----- RECORD EXCERPTS -----

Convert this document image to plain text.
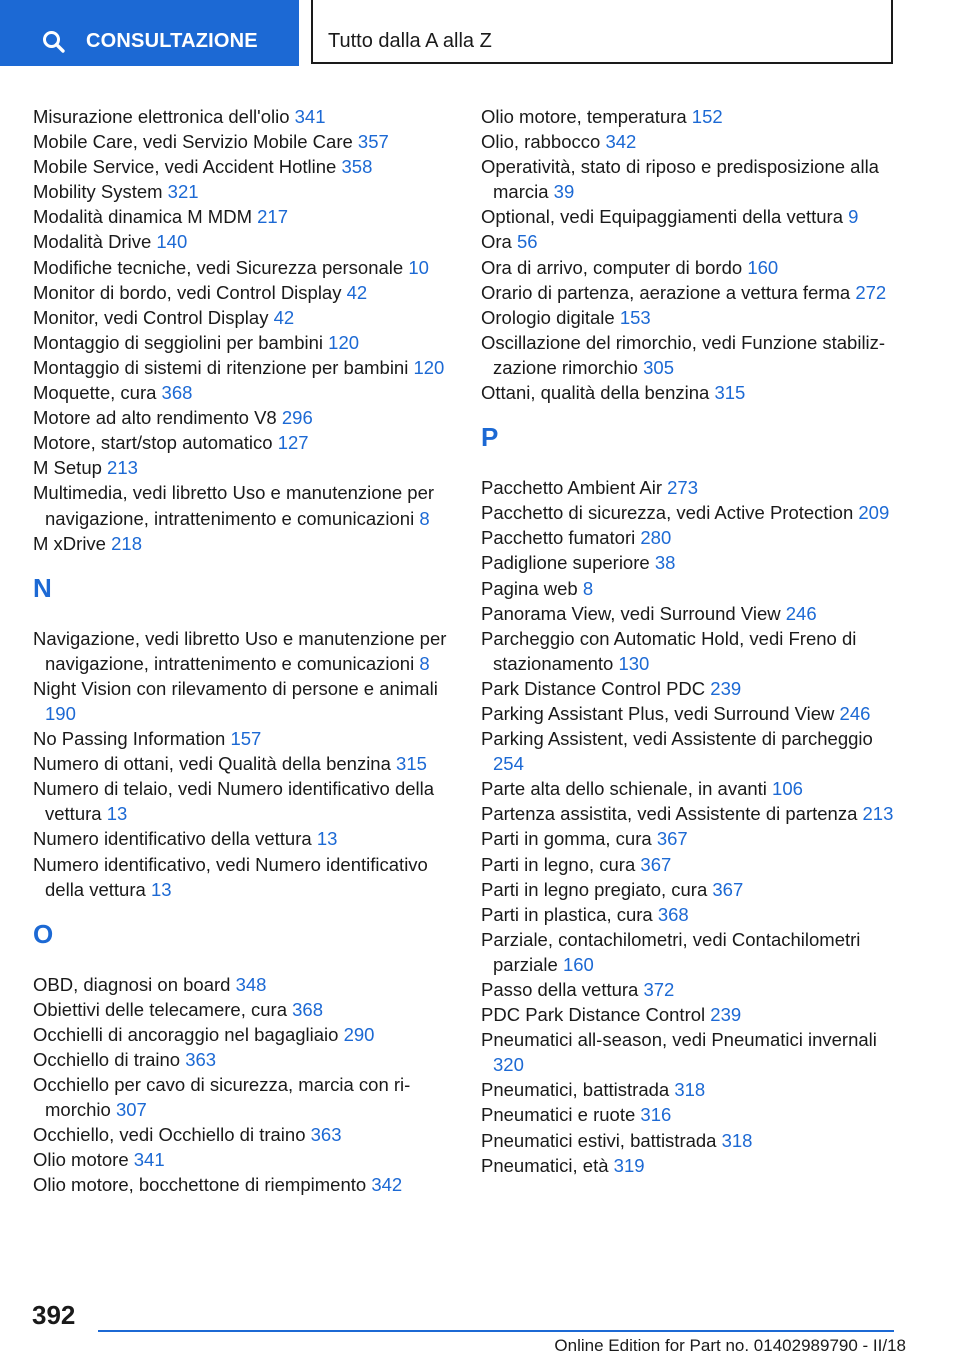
CONSULTAZIONE	Tutto dalla A alla Z
Misurazione elettronica dell'olio 341
Mobile Care, vedi Servizio Mobile Care 357
Mobile Service, vedi Accident Hotline 358
Mobility System 321
Modalità dinamica M MDM 217
Modalità Drive 140
Modifiche tecniche, vedi Sicurezza personale 10
Monitor di bordo, vedi Control Display 42
Monitor, vedi Control Display 42
Montaggio di seggiolini per bambini 120
Montaggio di sistemi di ritenzione per bambini 120
Moquette, cura 368
Motore ad alto rendimento V8 296
Motore, start/stop automatico 127
M Setup 213
Multimedia, vedi libretto Uso e manutenzione per navigazione, intrattenimento e comunicazioni 8
M xDrive 218
N
Navigazione, vedi libretto Uso e manutenzione per navigazione, intrattenimento e comunicazioni 8
Night Vision con rilevamento di persone e animali 190
No Passing Information 157
Numero di ottani, vedi Qualità della benzina 315
Numero di telaio, vedi Numero identificativo della vettura 13
Numero identificativo della vettura 13
Numero identificativo, vedi Numero identificativo della vettura 13
O
OBD, diagnosi on board 348
Obiettivi delle telecamere, cura 368
Occhielli di ancoraggio nel bagagliaio 290
Occhiello di traino 363
Occhiello per cavo di sicurezza, marcia con rimorchio 307
Occhiello, vedi Occhiello di traino 363
Olio motore 341
Olio motore, bocchettone di riempimento 342
Olio motore, temperatura 152
Olio, rabbocco 342
Operatività, stato di riposo e predisposizione alla marcia 39
Optional, vedi Equipaggiamenti della vettura 9
Ora 56
Ora di arrivo, computer di bordo 160
Orario di partenza, aerazione a vettura ferma 272
Orologio digitale 153
Oscillazione del rimorchio, vedi Funzione stabilizzazione rimorchio 305
Ottani, qualità della benzina 315
P
Pacchetto Ambient Air 273
Pacchetto di sicurezza, vedi Active Protection 209
Pacchetto fumatori 280
Padiglione superiore 38
Pagina web 8
Panorama View, vedi Surround View 246
Parcheggio con Automatic Hold, vedi Freno di stazionamento 130
Park Distance Control PDC 239
Parking Assistant Plus, vedi Surround View 246
Parking Assistent, vedi Assistente di parcheggio 254
Parte alta dello schienale, in avanti 106
Partenza assistita, vedi Assistente di partenza 213
Parti in gomma, cura 367
Parti in legno, cura 367
Parti in legno pregiato, cura 367
Parti in plastica, cura 368
Parziale, contachilometri, vedi Contachilometri parziale 160
Passo della vettura 372
PDC Park Distance Control 239
Pneumatici all-season, vedi Pneumatici invernali 320
Pneumatici, battistrada 318
Pneumatici e ruote 316
Pneumatici estivi, battistrada 318
Pneumatici, età 319
392
Online Edition for Part no. 01402989790 - II/18
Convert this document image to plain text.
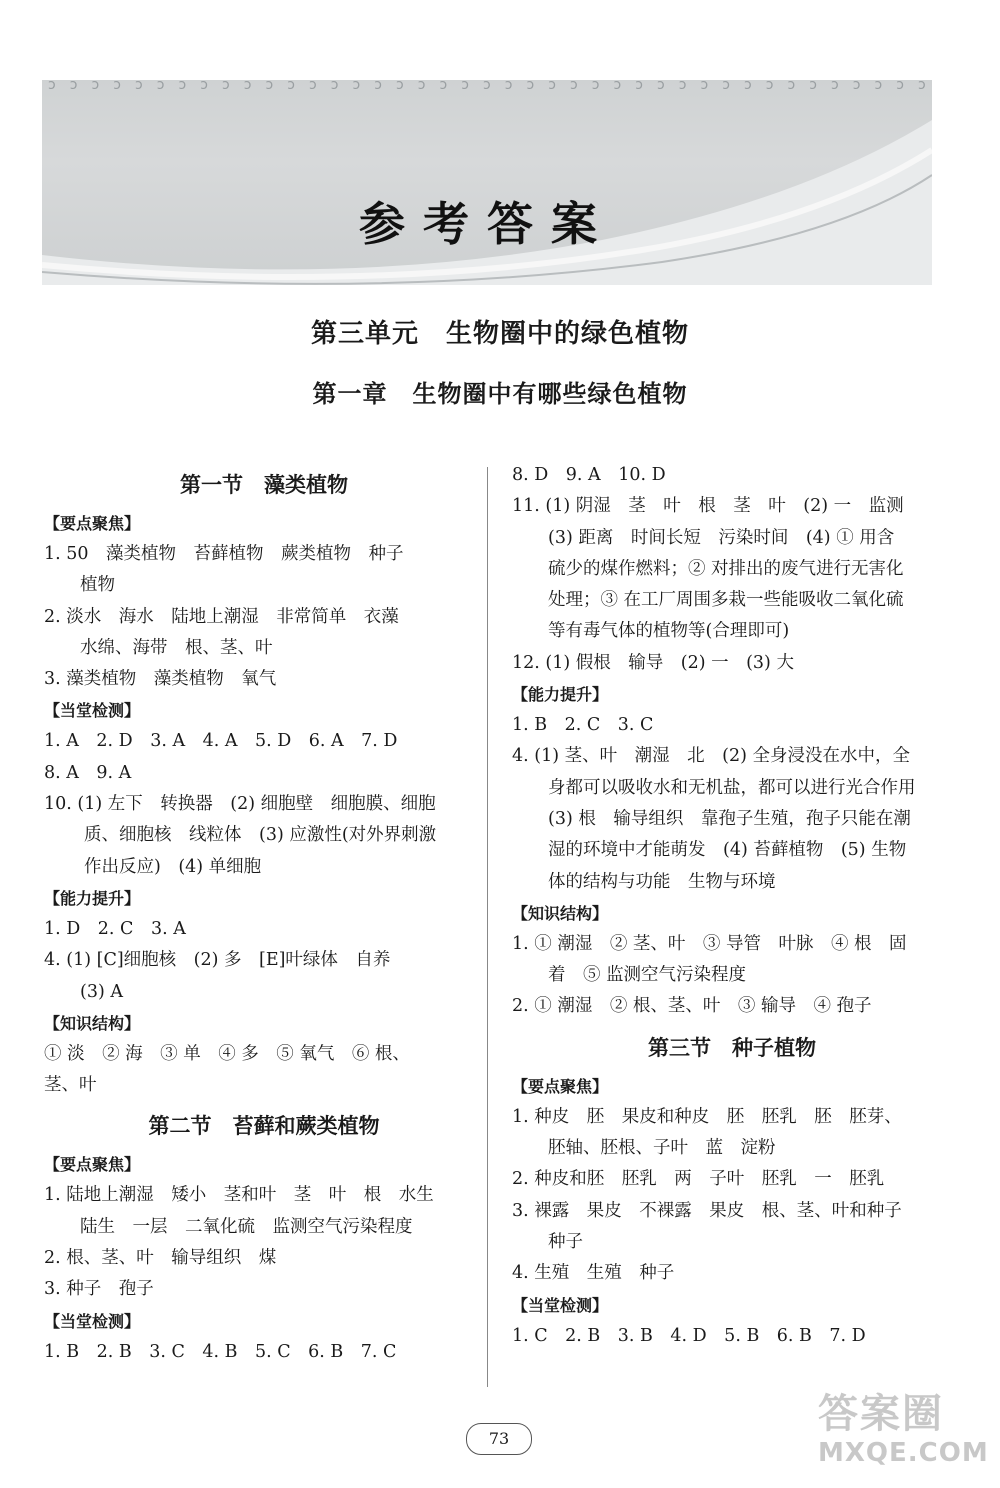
ɔ ɔ ɔ ɔ ɔ ɔ ɔ ɔ ɔ ɔ ɔ ɔ ɔ ɔ ɔ ɔ ɔ ɔ ɔ ɔ ɔ ɔ ɔ ɔ ɔ ɔ ɔ ɔ ɔ ɔ ɔ ɔ ɔ ɔ ɔ ɔ ɔ ɔ ɔ ɔ ɔ
参考答案
第三单元　生物圈中的绿色植物
第一章　生物圈中有哪些绿色植物
第一节　藻类植物
【要点聚焦】
1. 50　藻类植物　苔藓植物　蕨类植物　种子
植物
2. 淡水　海水　陆地上潮湿　非常简单　衣藻
水绵、海带　根、茎、叶
3. 藻类植物　藻类植物　氧气
【当堂检测】
1. A　2. D　3. A　4. A　5. D　6. A　7. D
8. A　9. A
10. (1) 左下　转换器　(2) 细胞壁　细胞膜、细胞
质、细胞核　线粒体　(3) 应激性(对外界刺激
作出反应)　(4) 单细胞
【能力提升】
1. D　2. C　3. A
4. (1) [C]细胞核　(2) 多　[E]叶绿体　自养
(3) A
【知识结构】
① 淡　② 海　③ 单　④ 多　⑤ 氧气　⑥ 根、
茎、叶
第二节　苔藓和蕨类植物
【要点聚焦】
1. 陆地上潮湿　矮小　茎和叶　茎　叶　根　水生
陆生　一层　二氧化硫　监测空气污染程度
2. 根、茎、叶　输导组织　煤
3. 种子　孢子
【当堂检测】
1. B　2. B　3. C　4. B　5. C　6. B　7. C
8. D　9. A　10. D
11. (1) 阴湿　茎　叶　根　茎　叶　(2) 一　监测
(3) 距离　时间长短　污染时间　(4) ① 用含
硫少的煤作燃料；② 对排出的废气进行无害化
处理；③ 在工厂周围多栽一些能吸收二氧化硫
等有毒气体的植物等(合理即可)
12. (1) 假根　输导　(2) 一　(3) 大
【能力提升】
1. B　2. C　3. C
4. (1) 茎、叶　潮湿　北　(2) 全身浸没在水中，全
身都可以吸收水和无机盐，都可以进行光合作用
(3) 根　输导组织　靠孢子生殖，孢子只能在潮
湿的环境中才能萌发　(4) 苔藓植物　(5) 生物
体的结构与功能　生物与环境
【知识结构】
1. ① 潮湿　② 茎、叶　③ 导管　叶脉　④ 根　固
着　⑤ 监测空气污染程度
2. ① 潮湿　② 根、茎、叶　③ 输导　④ 孢子
第三节　种子植物
【要点聚焦】
1. 种皮　胚　果皮和种皮　胚　胚乳　胚　胚芽、
胚轴、胚根、子叶　蓝　淀粉
2. 种皮和胚　胚乳　两　子叶　胚乳　一　胚乳
3. 裸露　果皮　不裸露　果皮　根、茎、叶和种子
种子
4. 生殖　生殖　种子
【当堂检测】
1. C　2. B　3. B　4. D　5. B　6. B　7. D
73
答案圈
MXQE.COM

-----

Determine the number of lines where the string "Numero" occurs, and give that number only.

## [RESULT]
4